Stored entries:
^^^^^^^^

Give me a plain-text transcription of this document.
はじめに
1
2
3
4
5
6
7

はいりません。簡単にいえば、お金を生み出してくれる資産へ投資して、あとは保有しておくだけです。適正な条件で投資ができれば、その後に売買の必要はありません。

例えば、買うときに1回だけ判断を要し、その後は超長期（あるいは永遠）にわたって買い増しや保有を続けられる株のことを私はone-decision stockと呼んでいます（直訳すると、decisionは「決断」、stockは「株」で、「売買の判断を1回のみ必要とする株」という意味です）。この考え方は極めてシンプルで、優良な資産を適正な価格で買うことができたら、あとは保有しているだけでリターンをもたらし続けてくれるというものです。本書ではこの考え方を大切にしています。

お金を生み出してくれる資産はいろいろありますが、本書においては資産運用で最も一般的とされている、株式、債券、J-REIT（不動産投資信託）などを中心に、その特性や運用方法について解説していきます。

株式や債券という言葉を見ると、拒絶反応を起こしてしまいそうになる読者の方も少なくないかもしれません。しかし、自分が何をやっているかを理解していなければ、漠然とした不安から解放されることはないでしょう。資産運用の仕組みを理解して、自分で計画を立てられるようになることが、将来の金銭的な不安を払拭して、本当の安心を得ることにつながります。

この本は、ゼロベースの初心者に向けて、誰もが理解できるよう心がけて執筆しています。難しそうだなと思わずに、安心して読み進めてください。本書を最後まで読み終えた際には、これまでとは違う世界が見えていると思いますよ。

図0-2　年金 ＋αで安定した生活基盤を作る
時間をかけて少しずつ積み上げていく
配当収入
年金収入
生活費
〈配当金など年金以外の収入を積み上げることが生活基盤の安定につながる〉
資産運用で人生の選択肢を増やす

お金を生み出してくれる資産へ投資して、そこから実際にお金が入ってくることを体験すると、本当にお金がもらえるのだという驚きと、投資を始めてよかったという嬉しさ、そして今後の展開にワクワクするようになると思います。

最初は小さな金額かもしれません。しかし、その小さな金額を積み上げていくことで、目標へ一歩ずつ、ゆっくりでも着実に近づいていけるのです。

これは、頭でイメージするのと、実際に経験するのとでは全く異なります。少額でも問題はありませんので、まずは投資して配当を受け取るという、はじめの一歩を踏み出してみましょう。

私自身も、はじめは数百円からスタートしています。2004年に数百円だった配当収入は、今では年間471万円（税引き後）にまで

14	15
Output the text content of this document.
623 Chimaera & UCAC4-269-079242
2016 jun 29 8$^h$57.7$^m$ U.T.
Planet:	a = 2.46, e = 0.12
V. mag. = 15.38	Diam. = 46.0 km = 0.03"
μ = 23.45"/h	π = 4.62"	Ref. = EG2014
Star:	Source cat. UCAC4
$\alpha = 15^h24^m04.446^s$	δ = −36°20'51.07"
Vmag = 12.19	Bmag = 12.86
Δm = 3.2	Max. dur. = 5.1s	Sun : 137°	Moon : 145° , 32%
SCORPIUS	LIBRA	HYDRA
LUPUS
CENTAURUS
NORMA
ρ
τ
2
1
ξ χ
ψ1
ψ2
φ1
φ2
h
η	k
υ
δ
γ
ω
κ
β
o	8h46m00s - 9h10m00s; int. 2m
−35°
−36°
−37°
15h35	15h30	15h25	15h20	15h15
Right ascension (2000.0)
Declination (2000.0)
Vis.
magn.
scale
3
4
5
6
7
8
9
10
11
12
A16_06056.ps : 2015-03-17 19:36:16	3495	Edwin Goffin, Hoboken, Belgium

^^^^^^^^

▸ **Problem details**
Return all of the data word for word.

▸ **Result of the exercise**
Give me a plain-text transcription of this document.
はじめに
1
2
3
4
5
6
7

はいりません。簡単にいえば、お金を生み出してくれる資産へ投資して、あとは保有しておくだけです。適正な条件で投資ができれば、その後に売買の必要はありません。

例えば、買うときに1回だけ判断を要し、その後は超長期（あるいは永遠）にわたって買い増しや保有を続けられる株のことを私はone-decision stockと呼んでいます（直訳すると、decisionは「決断」、stockは「株」で、「売買の判断を1回のみ必要とする株」という意味です）。この考え方は極めてシンプルで、優良な資産を適正な価格で買うことができたら、あとは保有しているだけでリターンをもたらし続けてくれるというものです。本書ではこの考え方を大切にしています。

お金を生み出してくれる資産はいろいろありますが、本書においては資産運用で最も一般的とされている、株式、債券、J-REIT（不動産投資信託）などを中心に、その特性や運用方法について解説していきます。

株式や債券という言葉を見ると、拒絶反応を起こしてしまいそうになる読者の方も少なくないかもしれません。しかし、自分が何をやっているかを理解していなければ、漠然とした不安から解放されることはないでしょう。資産運用の仕組みを理解して、自分で計画を立てられるようになることが、将来の金銭的な不安を払拭して、本当の安心を得ることにつながります。

この本は、ゼロベースの初心者に向けて、誰もが理解できるよう心がけて執筆しています。難しそうだなと思わずに、安心して読み進めてください。本書を最後まで読み終えた際には、これまでとは違う世界が見えていると思いますよ。

図0-2　年金 ＋αで安定した生活基盤を作る
時間をかけて少しずつ積み上げていく
配当収入
年金収入
生活費
〈配当金など年金以外の収入を積み上げることが生活基盤の安定につながる〉
資産運用で人生の選択肢を増やす

お金を生み出してくれる資産へ投資して、そこから実際にお金が入ってくることを体験すると、本当にお金がもらえるのだという驚きと、投資を始めてよかったという嬉しさ、そして今後の展開にワクワクするようになると思います。

最初は小さな金額かもしれません。しかし、その小さな金額を積み上げていくことで、目標へ一歩ずつ、ゆっくりでも着実に近づいていけるのです。

これは、頭でイメージするのと、実際に経験するのとでは全く異なります。少額でも問題はありませんので、まずは投資して配当を受け取るという、はじめの一歩を踏み出してみましょう。

私自身も、はじめは数百円からスタートしています。2004年に数百円だった配当収入は、今では年間471万円（税引き後）にまで

14	15
Output the text content of this document.
623 Chimaera & UCAC4-269-079242
2016 jun 29 8$^h$57.7$^m$ U.T.
Planet:	a = 2.46, e = 0.12
V. mag. = 15.38	Diam. = 46.0 km = 0.03"
μ = 23.45"/h	π = 4.62"	Ref. = EG2014
Star:	Source cat. UCAC4
$\alpha = 15^h24^m04.446^s$	δ = −36°20'51.07"
Vmag = 12.19	Bmag = 12.86
Δm = 3.2	Max. dur. = 5.1s	Sun : 137°	Moon : 145° , 32%
SCORPIUS	LIBRA	HYDRA
LUPUS
CENTAURUS
NORMA
ρ
τ
2
1
ξ χ
ψ1
ψ2
φ1
φ2
h
η	k
υ
δ
γ
ω
κ
β
o	8h46m00s - 9h10m00s; int. 2m
−35°
−36°
−37°
15h35	15h30	15h25	15h20	15h15
Right ascension (2000.0)
Declination (2000.0)
Vis.
magn.
scale
3
4
5
6
7
8
9
10
11
12
A16_06056.ps : 2015-03-17 19:36:16	3495	Edwin Goffin, Hoboken, Belgium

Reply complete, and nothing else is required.